#### ENTRIES:
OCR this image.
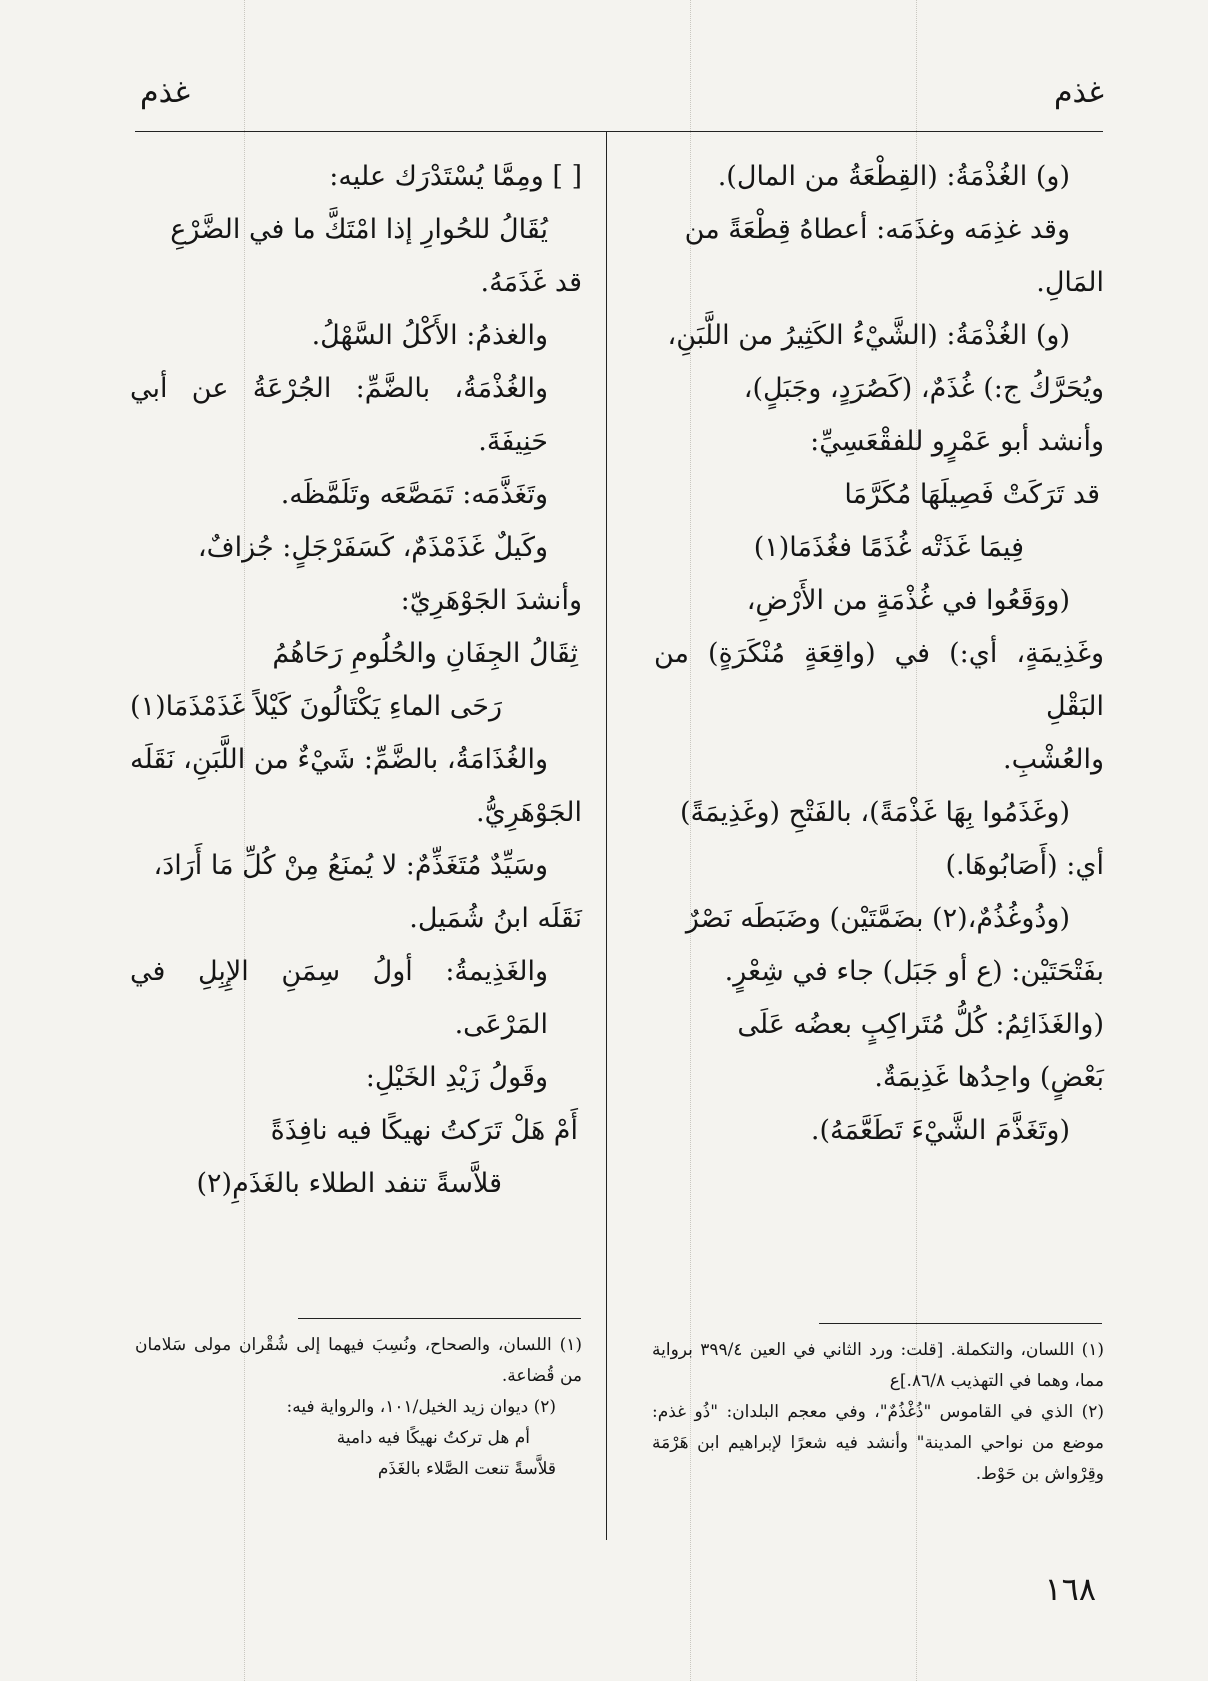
غذم
غذم

(و) الغُذْمَةُ: (القِطْعَةُ من المال).

وقد غذِمَه وغذَمَه: أعطاهُ قِطْعَةً من

المَالِ.

(و) الغُذْمَةُ: (الشَّيْءُ الكَثِيرُ من اللَّبَنِ،

ويُحَرَّكُ ج:) غُذَمٌ، (كَصُرَدٍ، وجَبَلٍ)،

وأنشد أبو عَمْرٍو للفقْعَسِيِّ:

قد تَرَكَتْ فَصِيلَهَا مُكَرَّمَا

فِيمَا غَذَتْه غُذَمًا فغُذَمَا(١)

(ووَقَعُوا في غُذْمَةٍ من الأَرْضِ،

وغَذِيمَةٍ، أي:) في (واقِعَةٍ مُنْكَرَةٍ) من البَقْلِ

والعُشْبِ.

(وغَذَمُوا بِهَا غَذْمَةً)، بالفَتْحِ (وغَذِيمَةً)

أي: (أَصَابُوهَا.)

(وذُوغُذُمٌ،(٢) بضَمَّتَيْن) وضَبَطَه نَصْرٌ

بفَتْحَتَيْن: (ع أو جَبَل) جاء في شِعْرٍ.

(والغَذَائِمُ: كُلُّ مُتَراكِبٍ بعضُه عَلَى

بَعْضٍ) واحِدُها غَذِيمَةٌ.

(وتَغَذَّمَ الشَّيْءَ تَطَعَّمَهُ).

[ ] ومِمَّا يُسْتَدْرَك عليه:

يُقَالُ للحُوارِ إذا امْتَكَّ ما في الضَّرْعِ

قد غَذَمَهُ.

والغذمُ: الأَكْلُ السَّهْلُ.

والغُذْمَةُ، بالضَّمِّ: الجُرْعَةُ عن أبي حَنِيفَةَ.

وتَغَذَّمَه: تَمَصَّعَه وتَلَمَّظَه.

وكَيلٌ غَذَمْذَمٌ، كَسَفَرْجَلٍ: جُزافٌ،

وأنشدَ الجَوْهَرِيّ:

ثِقَالُ الجِفَانِ والحُلُومِ رَحَاهُمُ

رَحَى الماءِ يَكْتَالُونَ كَيْلاً غَذَمْذَمَا(١)

والغُذَامَةُ، بالضَّمِّ: شَيْءٌ من اللَّبَنِ، نَقَلَه

الجَوْهَرِيُّ.

وسَيِّدٌ مُتَغَذِّمٌ: لا يُمنَعُ مِنْ كُلِّ مَا أَرَادَ،

نَقَلَه ابنُ شُمَيل.

والغَذِيمةُ: أولُ سِمَنِ الإِبِلِ في المَرْعَى.

وقَولُ زَيْدِ الخَيْلِ:

أَمْ هَلْ تَرَكتُ نهيكًا فيه نافِذَةً

قلاَّسةً تنفد الطلاء بالغَذَمِ(٢)

(١) اللسان، والتكملة. [قلت: ورد الثاني في العين ٣٩٩/٤ برواية مما، وهما في التهذيب ٨٦/٨.]ع

(٢) الذي في القاموس "ذُغْذُمٌ"، وفي معجم البلدان: "ذُو غذم: موضع من نواحي المدينة" وأنشد فيه شعرًا لإبراهيم ابن هَرْمَة وقِرْواش بن حَوْط.

(١) اللسان، والصحاح، ونُسِبَ فيهما إلى شُقْران مولى سَلامان من قُضاعة.

(٢) ديوان زيد الخيل/١٠١، والرواية فيه:

أم هل تركتُ نهيكًا فيه دامية

قلاَّسةً تنعت الصَّلاء بالغَذَم

١٦٨
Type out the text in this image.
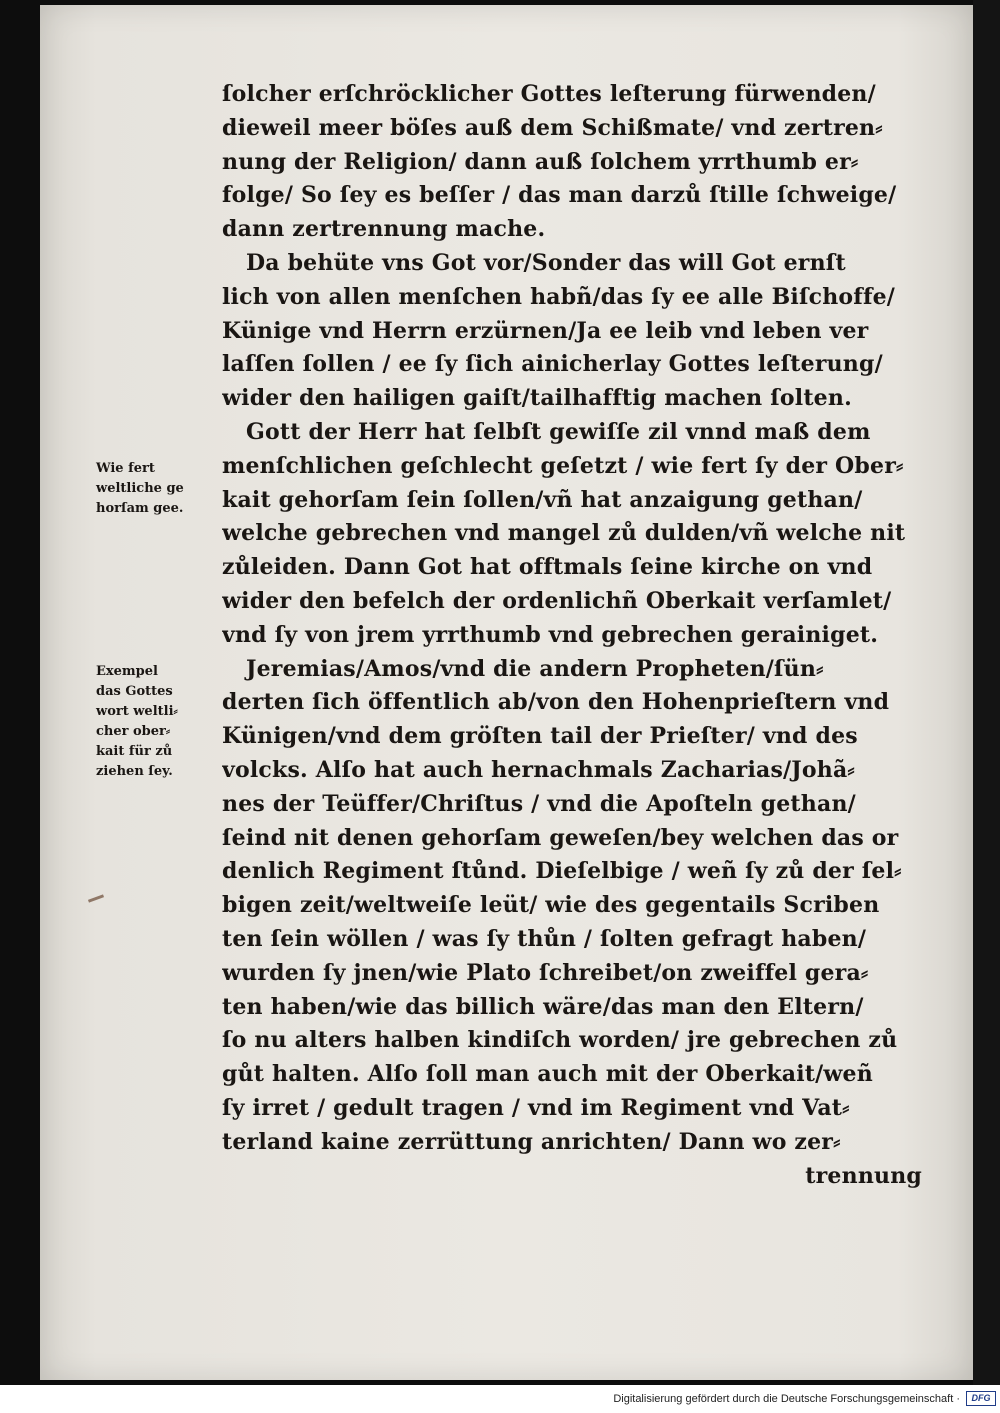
ſolcher erſchröcklicher Gottes leſterung fürwenden/
dieweil meer böſes auß dem Schißmate/ vnd zertren⸗
nung der Religion/ dann auß ſolchem yrrthumb er⸗
folge/ So ſey es beſſer / das man darzů ſtille ſchweige/
dann zertrennung mache.
Da behüte vns Got vor/Sonder das will Got ernſt
lich von allen menſchen habñ/das ſy ee alle Biſchoffe/
Künige vnd Herrn erzürnen/Ja ee leib vnd leben ver
laſſen ſollen / ee ſy ſich ainicherlay Gottes leſterung/
wider den hailigen gaiſt/tailhafftig machen ſolten.
Gott der Herr hat ſelbſt gewiſſe zil vnnd maß dem
menſchlichen geſchlecht geſetzt / wie fert ſy der Ober⸗
kait gehorſam ſein ſollen/vñ hat anzaigung gethan/
welche gebrechen vnd mangel zů dulden/vñ welche nit
zůleiden. Dann Got hat offtmals ſeine kirche on vnd
wider den befelch der ordenlichñ Oberkait verſamlet/
vnd ſy von jrem yrrthumb vnd gebrechen gerainiget.
Jeremias/Amos/vnd die andern Propheten/ſün⸗
derten ſich öffentlich ab/von den Hohenprieſtern vnd
Künigen/vnd dem gröſten tail der Prieſter/ vnd des
volcks. Alſo hat auch hernachmals Zacharias/Johã⸗
nes der Teüffer/Chriſtus / vnd die Apoſteln gethan/
ſeind nit denen gehorſam geweſen/bey welchen das or
denlich Regiment ſtůnd. Dieſelbige / weñ ſy zů der ſel⸗
bigen zeit/weltweiſe leüt/ wie des gegentails Scriben
ten ſein wöllen / was ſy thůn / ſolten gefragt haben/
wurden ſy jnen/wie Plato ſchreibet/on zweiffel gera⸗
ten haben/wie das billich wäre/das man den Eltern/
ſo nu alters halben kindiſch worden/ jre gebrechen zů
gůt halten. Alſo ſoll man auch mit der Oberkait/weñ
ſy irret / gedult tragen / vnd im Regiment vnd Vat⸗
terland kaine zerrüttung anrichten/ Dann wo zer⸗
trennung
Wie fert
weltliche ge
horſam gee.
Exempel
das Gottes
wort weltli⸗
cher ober⸗
kait für zů
ziehen ſey.
Digitalisierung gefördert durch die Deutsche Forschungsgemeinschaft ·	DFG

#### YOUR GOAL:
Copy each line of the records above that carries the word "fert".

#### RESULT BELOW:
menſchlichen geſchlecht geſetzt / wie fert ſy der Ober⸗
Wie fert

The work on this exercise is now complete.